## What you need to do
Copy the lines below as they are; omit the images they contain.

--- begin Entries shown ---

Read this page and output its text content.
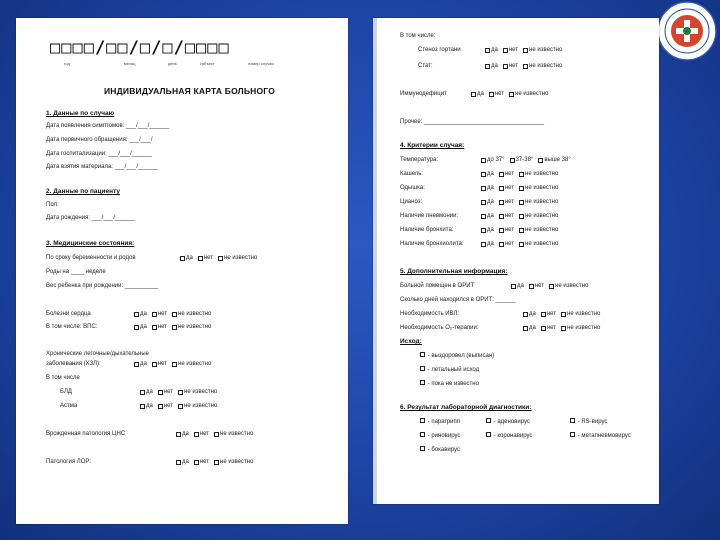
□□□□/□□/□/□/□□□□
год	месяц	день	субъект	номер случая
ИНДИВИДУАЛЬНАЯ КАРТА БОЛЬНОГО
1. Данные по случаю
Дата появления симптомов: ___/___/______
Дата первичного обращения: ___/___/
Дата госпитализации: ___/___/______
Дата взятия материала: ___/___/______
2. Данные по пациенту
Пол:
Дата рождения: ___/___/______
3. Медицинские состояния:
По сроку беременности и родов	да нет не известно
Роды на ____ неделе
Вес ребенка при рождении: __________
Болезни сердца	да нет не известно
В том числе: ВПС:	да нет не известно
Хронические легочные/дыхательные
заболевания (ХЗЛ):	да нет не известно
В том числе
БЛД	да нет не известно
Астма	да нет не известно
Врожденная патология ЦНС	да нет не известно
Патология ЛОР:	да нет не известно
В том числе:
Стеноз гортани	да нет не известно
Стат:	да нет не известно
Иммунодефицит	да нет не известно
Прочее: ____________________________________
4. Критерии случая:
Температура:	до 37° 37-38° выше 38°
Кашель:	да нет не известно
Одышка:	да нет не известно
Цианоз:	да нет не известно
Наличие пневмонии:	да нет не известно
Наличие бронхита:	да нет не известно
Наличие бронхиолита:	да нет не известно
5. Дополнительная информация:
Больной помещен в ОРИТ	да нет не известно
Сколько дней находился в ОРИТ: ______
Необходимость ИВЛ:	да нет не известно
Необходимость O₂-терапии:	да нет не известно
Исход:
- выздоровел (выписан)
- летальный исход
- пока не известно
6. Результат лабораторной диагностики:
- парагрипп	- аденовирус	- RS-вирус
- риновирус	- коронавирус	- метапневмовирус
- бокавирус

--- end Entries shown ---

## Output of the task
Read this page and output its text content.
□□□□/□□/□/□/□□□□
год	месяц	день	субъект	номер случая
ИНДИВИДУАЛЬНАЯ КАРТА БОЛЬНОГО
1. Данные по случаю
Дата появления симптомов: ___/___/______
Дата первичного обращения: ___/___/
Дата госпитализации: ___/___/______
Дата взятия материала: ___/___/______
2. Данные по пациенту
Пол:
Дата рождения: ___/___/______
3. Медицинские состояния:
По сроку беременности и родов	да нет не известно
Роды на ____ неделе
Вес ребенка при рождении: __________
Болезни сердца	да нет не известно
В том числе: ВПС:	да нет не известно
Хронические легочные/дыхательные
заболевания (ХЗЛ):	да нет не известно
В том числе
БЛД	да нет не известно
Астма	да нет не известно
Врожденная патология ЦНС	да нет не известно
Патология ЛОР:	да нет не известно
В том числе:
Стеноз гортани	да нет не известно
Стат:	да нет не известно
Иммунодефицит	да нет не известно
Прочее: ____________________________________
4. Критерии случая:
Температура:	до 37° 37-38° выше 38°
Кашель:	да нет не известно
Одышка:	да нет не известно
Цианоз:	да нет не известно
Наличие пневмонии:	да нет не известно
Наличие бронхита:	да нет не известно
Наличие бронхиолита:	да нет не известно
5. Дополнительная информация:
Больной помещен в ОРИТ	да нет не известно
Сколько дней находился в ОРИТ: ______
Необходимость ИВЛ:	да нет не известно
Необходимость O₂-терапии:	да нет не известно
Исход:
- выздоровел (выписан)
- летальный исход
- пока не известно
6. Результат лабораторной диагностики:
- парагрипп	- аденовирус	- RS-вирус
- риновирус	- коронавирус	- метапневмовирус
- бокавирус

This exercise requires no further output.